Start of Block

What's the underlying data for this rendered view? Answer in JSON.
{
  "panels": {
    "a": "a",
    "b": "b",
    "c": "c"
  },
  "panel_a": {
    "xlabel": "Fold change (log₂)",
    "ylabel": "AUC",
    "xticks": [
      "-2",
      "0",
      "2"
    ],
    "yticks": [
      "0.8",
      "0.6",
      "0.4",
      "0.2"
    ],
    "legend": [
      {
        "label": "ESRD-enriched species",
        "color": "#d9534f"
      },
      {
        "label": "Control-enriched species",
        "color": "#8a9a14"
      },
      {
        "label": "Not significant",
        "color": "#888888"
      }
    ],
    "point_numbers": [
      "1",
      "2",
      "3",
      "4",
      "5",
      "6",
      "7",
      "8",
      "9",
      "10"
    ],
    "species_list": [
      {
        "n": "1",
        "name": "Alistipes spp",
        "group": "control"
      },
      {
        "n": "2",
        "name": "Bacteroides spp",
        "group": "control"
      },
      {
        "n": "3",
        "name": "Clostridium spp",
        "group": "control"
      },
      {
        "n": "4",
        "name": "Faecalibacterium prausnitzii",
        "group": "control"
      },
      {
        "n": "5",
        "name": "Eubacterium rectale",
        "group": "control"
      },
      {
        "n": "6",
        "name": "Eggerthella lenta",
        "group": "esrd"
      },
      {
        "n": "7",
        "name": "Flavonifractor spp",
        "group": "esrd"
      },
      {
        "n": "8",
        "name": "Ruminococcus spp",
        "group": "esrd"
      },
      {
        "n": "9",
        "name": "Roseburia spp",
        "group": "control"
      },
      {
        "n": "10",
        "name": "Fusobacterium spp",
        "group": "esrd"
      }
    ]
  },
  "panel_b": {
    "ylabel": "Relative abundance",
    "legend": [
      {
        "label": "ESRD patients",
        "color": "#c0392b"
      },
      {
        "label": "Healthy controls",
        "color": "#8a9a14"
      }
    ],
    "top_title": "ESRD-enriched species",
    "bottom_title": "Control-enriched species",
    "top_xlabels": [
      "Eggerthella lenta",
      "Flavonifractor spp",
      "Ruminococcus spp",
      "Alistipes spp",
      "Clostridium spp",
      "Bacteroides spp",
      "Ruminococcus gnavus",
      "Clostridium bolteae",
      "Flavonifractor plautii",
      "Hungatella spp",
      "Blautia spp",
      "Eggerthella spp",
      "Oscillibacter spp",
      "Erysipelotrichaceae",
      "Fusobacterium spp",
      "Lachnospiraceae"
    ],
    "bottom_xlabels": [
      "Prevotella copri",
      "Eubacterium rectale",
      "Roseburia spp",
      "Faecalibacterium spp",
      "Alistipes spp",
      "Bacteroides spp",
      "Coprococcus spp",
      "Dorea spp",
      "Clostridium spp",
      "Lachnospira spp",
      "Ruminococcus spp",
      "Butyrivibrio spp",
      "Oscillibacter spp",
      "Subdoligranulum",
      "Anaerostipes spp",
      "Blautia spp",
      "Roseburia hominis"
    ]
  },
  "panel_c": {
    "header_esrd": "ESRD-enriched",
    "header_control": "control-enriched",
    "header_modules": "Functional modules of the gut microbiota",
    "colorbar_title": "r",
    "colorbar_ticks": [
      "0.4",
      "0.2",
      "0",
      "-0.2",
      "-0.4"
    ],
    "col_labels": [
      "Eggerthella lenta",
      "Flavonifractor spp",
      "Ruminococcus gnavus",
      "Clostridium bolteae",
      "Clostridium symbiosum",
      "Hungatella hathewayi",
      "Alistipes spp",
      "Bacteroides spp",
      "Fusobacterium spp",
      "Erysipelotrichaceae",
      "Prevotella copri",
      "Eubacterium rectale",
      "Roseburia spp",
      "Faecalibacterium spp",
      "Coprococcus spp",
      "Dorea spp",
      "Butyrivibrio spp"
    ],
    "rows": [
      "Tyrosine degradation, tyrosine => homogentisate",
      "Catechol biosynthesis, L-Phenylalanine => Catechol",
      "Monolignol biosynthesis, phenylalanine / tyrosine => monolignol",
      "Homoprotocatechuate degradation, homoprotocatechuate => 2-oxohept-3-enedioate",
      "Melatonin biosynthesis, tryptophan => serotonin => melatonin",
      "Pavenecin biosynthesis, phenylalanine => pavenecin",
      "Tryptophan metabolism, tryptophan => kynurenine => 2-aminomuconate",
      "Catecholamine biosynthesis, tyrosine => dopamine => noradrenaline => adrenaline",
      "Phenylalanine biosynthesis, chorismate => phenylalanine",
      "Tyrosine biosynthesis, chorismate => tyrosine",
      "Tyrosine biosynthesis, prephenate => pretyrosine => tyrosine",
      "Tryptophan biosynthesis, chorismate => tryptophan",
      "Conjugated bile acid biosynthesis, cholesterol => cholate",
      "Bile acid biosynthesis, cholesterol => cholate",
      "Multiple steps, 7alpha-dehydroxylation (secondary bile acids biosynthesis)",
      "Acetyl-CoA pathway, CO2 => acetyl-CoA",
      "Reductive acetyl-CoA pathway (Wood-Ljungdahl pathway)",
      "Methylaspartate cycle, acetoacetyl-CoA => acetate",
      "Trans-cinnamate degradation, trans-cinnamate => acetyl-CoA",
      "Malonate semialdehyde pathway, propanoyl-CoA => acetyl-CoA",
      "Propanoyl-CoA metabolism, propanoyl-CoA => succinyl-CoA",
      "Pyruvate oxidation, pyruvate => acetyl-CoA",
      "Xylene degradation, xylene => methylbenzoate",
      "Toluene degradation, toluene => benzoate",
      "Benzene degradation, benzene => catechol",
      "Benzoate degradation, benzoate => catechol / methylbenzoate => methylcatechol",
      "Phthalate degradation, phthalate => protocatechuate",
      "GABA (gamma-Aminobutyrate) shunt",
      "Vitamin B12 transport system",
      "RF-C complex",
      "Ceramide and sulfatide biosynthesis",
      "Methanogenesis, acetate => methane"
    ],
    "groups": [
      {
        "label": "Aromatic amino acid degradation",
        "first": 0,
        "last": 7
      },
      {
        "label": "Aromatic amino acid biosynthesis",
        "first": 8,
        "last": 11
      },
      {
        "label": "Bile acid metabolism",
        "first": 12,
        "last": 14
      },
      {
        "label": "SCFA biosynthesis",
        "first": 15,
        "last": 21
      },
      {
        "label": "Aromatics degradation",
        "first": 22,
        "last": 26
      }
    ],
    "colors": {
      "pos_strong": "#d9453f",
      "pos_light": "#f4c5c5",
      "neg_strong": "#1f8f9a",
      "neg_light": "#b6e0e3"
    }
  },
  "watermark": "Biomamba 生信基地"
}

End of Block

Take every line from the data that contains the word "methylbenzoate".

      "Xylene degradation, xylene => methylbenzoate",
      "Benzoate degradation, benzoate => catechol / methylbenzoate => methylcatechol",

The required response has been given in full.